§ **YOUR TASK**: Out of the lines below, please list those that hold the string "Temperature".
---
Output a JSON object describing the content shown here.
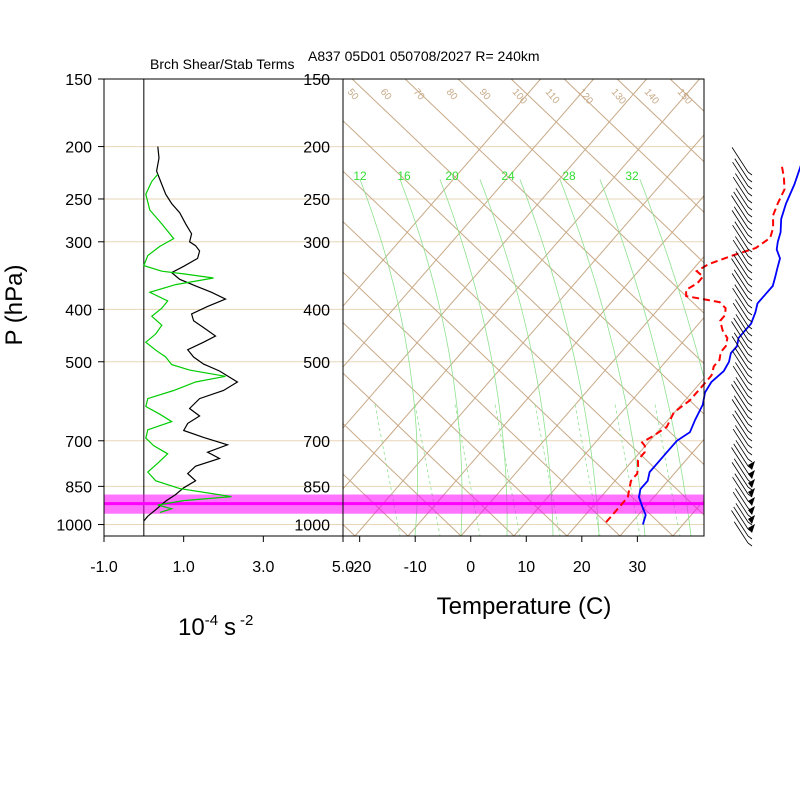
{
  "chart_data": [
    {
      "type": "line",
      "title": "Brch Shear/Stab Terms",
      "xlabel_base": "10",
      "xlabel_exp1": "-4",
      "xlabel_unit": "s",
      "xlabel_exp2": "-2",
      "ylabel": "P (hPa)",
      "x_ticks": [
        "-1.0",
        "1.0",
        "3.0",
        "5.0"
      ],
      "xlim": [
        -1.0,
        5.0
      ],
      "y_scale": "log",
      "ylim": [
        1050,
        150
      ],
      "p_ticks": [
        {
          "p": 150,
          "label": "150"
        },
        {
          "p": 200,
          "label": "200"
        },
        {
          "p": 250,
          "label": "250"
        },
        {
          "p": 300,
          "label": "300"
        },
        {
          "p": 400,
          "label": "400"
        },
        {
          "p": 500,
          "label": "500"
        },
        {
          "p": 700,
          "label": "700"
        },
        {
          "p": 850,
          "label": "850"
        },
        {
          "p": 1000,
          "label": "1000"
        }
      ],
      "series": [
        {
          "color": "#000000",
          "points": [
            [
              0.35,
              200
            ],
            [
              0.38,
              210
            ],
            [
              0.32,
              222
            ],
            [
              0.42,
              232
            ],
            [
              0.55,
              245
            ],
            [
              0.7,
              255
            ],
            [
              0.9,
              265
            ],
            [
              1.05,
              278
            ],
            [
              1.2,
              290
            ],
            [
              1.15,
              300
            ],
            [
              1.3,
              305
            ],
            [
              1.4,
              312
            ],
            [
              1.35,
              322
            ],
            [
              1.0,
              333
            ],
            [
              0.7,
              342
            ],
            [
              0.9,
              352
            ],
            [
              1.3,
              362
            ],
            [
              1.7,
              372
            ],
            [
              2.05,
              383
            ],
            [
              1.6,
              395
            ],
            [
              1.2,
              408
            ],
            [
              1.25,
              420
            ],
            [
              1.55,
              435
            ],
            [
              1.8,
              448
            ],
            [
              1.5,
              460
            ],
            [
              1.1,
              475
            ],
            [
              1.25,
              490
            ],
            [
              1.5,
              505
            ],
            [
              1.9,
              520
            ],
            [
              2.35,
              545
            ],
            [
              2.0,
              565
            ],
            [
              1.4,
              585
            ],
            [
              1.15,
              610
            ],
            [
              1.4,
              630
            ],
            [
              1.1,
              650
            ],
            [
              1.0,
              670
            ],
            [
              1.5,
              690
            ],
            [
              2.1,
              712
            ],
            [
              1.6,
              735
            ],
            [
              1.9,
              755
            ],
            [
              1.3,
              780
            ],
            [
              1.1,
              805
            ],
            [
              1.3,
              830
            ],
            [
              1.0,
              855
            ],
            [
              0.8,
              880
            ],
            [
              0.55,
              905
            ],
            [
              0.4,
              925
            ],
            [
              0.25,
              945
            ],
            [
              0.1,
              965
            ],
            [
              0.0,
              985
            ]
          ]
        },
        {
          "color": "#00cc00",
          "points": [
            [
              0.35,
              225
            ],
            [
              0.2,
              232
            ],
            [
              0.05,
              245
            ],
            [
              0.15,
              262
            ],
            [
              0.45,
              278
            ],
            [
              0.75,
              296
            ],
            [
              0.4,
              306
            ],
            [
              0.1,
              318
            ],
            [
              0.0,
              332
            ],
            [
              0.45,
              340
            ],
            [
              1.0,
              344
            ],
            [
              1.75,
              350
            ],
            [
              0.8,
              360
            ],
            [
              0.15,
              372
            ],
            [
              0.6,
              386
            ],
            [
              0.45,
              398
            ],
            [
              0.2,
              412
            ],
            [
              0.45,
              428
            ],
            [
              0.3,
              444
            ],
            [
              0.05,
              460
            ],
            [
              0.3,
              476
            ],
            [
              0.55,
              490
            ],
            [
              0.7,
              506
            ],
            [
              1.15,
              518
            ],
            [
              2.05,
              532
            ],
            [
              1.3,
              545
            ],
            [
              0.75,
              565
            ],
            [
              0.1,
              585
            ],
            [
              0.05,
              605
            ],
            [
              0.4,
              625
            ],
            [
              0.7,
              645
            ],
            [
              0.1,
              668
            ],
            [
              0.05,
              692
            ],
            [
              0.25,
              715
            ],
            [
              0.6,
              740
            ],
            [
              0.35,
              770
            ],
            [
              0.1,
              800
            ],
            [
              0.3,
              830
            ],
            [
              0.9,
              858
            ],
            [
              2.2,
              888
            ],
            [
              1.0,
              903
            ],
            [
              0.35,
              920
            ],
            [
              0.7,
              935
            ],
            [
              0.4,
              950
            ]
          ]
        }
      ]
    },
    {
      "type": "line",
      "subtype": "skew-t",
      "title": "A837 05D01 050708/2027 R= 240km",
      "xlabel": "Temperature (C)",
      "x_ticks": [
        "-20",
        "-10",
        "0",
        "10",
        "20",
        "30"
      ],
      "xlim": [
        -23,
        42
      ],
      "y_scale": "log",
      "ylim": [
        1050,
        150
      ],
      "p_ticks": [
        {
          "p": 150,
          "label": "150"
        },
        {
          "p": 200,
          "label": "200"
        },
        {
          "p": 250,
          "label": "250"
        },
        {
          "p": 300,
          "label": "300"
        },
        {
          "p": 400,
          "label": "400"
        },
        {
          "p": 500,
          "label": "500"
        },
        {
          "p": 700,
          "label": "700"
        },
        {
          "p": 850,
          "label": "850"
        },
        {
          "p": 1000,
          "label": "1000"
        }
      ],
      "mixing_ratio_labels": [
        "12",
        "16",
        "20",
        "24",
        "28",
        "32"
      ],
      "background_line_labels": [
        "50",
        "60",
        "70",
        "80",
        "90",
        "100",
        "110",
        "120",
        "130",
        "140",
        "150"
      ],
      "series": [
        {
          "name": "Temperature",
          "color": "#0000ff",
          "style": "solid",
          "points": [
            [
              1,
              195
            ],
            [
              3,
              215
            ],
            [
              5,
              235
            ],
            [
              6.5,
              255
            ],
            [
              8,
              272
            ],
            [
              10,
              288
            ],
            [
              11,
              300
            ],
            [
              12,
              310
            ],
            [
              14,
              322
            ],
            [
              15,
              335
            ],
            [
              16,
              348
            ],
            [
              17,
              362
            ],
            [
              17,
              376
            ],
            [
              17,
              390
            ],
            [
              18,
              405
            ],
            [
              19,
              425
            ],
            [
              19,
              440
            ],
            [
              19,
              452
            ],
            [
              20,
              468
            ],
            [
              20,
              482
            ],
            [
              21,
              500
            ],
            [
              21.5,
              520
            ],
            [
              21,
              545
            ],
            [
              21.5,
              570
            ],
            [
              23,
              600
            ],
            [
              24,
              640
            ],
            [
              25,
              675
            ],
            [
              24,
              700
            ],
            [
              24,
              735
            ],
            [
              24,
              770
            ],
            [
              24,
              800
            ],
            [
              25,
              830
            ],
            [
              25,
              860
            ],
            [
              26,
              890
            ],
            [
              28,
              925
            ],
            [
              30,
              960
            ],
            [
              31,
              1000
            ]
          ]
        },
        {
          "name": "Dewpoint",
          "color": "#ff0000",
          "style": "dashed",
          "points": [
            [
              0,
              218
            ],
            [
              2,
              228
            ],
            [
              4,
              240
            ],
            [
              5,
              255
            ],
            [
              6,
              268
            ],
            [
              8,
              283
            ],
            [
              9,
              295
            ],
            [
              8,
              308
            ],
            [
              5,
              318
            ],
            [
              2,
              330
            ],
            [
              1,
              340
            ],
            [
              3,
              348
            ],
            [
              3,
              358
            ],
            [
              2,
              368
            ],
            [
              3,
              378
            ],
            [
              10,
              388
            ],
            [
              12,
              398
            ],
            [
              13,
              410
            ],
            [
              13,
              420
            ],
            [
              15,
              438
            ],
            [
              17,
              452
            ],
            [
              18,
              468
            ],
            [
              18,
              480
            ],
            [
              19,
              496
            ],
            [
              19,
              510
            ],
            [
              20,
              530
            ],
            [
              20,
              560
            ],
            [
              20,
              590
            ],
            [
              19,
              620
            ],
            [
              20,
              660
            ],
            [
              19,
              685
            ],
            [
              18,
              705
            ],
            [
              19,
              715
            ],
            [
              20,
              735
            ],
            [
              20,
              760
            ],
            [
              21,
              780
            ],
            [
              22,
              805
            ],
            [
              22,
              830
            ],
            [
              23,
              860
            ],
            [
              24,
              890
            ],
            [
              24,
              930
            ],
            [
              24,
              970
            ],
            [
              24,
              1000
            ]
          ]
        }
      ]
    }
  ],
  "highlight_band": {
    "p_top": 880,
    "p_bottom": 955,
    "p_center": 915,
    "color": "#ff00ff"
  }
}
---
§ **RESPONSE FOR THIS EXERCISE**:
      "xlabel": "Temperature (C)",
          "name": "Temperature",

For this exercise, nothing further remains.